== SELECTED PASSAGE ==
"Basing one's spirituality on science is as foolhardy as basing one's science on spirituality" – Kevin Nelson
In his book The God Impulse neurologist Prof Kevin Nelson argues that spiritual experiences – especially of the near-death type – could be ascribed to a particular type of consciousness, namely being awake while in the REM-state. He also discusses the areas of the brain which produce such experiences. What does this say about life after death?
I have the habit of buying books before flying. A while ago I had to fly to Pretoria on my way to Bloemfontein where I had to participate at the Vryfees (Vrystaat festival) in a discussion on my book Abraham en sy God. As always I visited the Exclusive Books branch at the airport in Cape Town just before boarding. And, as so often happens, I found a book that turned out to be very interesting. It is The God Impulse, Is Religion Hardwired into our Brains? (2011) written by Kevin Nelson, Professor in Neurology at the University of Kentucky in the US.
The God Impulse is a study of the brain's functioning during spiritual experiences. Nelson studied such experiences – especially the type called "near-death" experiences – for many years. He collected many first-hand accounts of such experiences and also conducted a more detailed study on 55 research subjects. For the purposes of that study, particular characteristics of such experiences were distinguished, based on the work of the philosophers William James and W. T Stace as well as psychiatric and medical studies. The areas of the brain associated with these characteristics were then examined to gain an understanding of the biology underlying such experiences.
Why do we as humans have spiritual experiences? To what extent can we explain such experiences within the framework of the current biological understanding of the brain? Which characteristics of such experiences are associated with which parts of the brain? Can science explain spiritual experiences? These are some of the questions that most of us ask at some stage during our lives. These are also the questions that Nelson tries to answer in his book.
REM consciousness borderlands
Neurology recognizes three states of consciousness: wakefulness, REM sleep (when we dream) and non-REM sleep. The opposite of consciousness is a coma. In The God Impulse Nelson proposes that we should ascribe spiritual experiences to the borderlands between consciousness, unconsciousness and dreaming. More particularly, he discerns another state, where wakefulness is blended with REM sleep, and ascribes spiritual experiences, especially of the near-death as well as mystical types, to this state.
Instead of shifting from one state to the other as we normally do (between being awake and asleep), we can get stuck in this borderlands in between states. Since this is an unstable state, this experience lasts only for seconds or minutes even though it can feel like hours. This is the state associated with Lucid Dreaming which is when we are conscious while we are dreaming (this happens in 3% of dreams). One has REM consciousness and is aware and conscious of it at the same time.

(Extracted records)

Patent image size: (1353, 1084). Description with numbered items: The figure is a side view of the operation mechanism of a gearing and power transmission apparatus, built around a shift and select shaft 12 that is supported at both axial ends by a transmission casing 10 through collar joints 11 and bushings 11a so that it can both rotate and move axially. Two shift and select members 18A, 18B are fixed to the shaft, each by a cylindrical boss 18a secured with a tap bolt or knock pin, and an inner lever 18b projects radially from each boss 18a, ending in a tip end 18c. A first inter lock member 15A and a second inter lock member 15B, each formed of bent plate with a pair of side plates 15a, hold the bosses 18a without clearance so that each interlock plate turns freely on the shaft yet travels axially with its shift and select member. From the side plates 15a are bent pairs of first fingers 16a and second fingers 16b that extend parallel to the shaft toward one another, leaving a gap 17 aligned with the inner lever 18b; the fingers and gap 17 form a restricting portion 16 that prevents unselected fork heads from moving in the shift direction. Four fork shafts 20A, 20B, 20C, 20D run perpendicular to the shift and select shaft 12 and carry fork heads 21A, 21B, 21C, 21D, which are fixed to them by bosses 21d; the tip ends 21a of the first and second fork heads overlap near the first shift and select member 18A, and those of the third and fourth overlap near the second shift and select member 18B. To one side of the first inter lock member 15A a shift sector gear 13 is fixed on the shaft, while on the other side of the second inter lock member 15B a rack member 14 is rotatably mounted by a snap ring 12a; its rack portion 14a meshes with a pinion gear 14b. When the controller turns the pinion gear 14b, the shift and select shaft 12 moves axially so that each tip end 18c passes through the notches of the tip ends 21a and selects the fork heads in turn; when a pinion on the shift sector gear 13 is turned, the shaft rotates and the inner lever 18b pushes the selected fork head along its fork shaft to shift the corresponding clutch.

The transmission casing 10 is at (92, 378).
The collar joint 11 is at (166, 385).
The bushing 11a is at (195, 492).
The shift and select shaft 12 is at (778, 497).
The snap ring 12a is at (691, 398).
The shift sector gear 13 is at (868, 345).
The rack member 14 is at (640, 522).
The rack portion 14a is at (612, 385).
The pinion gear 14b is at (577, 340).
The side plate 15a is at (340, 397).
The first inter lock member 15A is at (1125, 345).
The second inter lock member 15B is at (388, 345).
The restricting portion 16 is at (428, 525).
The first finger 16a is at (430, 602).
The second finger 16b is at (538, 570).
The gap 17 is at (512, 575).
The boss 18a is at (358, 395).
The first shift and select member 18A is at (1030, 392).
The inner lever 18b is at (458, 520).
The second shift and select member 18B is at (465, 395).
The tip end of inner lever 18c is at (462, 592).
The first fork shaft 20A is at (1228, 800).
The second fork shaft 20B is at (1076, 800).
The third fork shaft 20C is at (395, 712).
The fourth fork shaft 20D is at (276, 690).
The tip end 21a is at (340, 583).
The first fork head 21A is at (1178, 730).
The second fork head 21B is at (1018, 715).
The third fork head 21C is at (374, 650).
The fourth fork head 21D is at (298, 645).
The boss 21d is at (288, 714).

== STUDY QUESTIONS ==
- A) Answer these questions using the piece on The God Impulse:
(i) At which bookshop branch did the writer find the book?
(ii) How many research subjects were in Nelson's more detailed study?
(iii) In what share of dreams does lucid dreaming happen?
- B) Quote the stretch of the piece on The God Impulse from "I have the habit" through "Kentucky in the US.".
The listing is separate material, not part of the piece on The God Impulse.

== ANSWERS TO EACH TASK ==
- A)
(i) The Exclusive Books branch at the airport in Cape Town.
(ii) 55.
(iii) 3% of dreams.

- B)
I have the habit of buying books before flying. A while ago I had to fly to Pretoria on my way to Bloemfontein where I had to participate at the Vryfees (Vrystaat festival) in a discussion on my book Abraham en sy God. As always I visited the Exclusive Books branch at the airport in Cape Town just before boarding. And, as so often happens, I found a book that turned out to be very interesting. It is The God Impulse, Is Religion Hardwired into our Brains? (2011) written by Kevin Nelson, Professor in Neurology at the University of Kentucky in the US.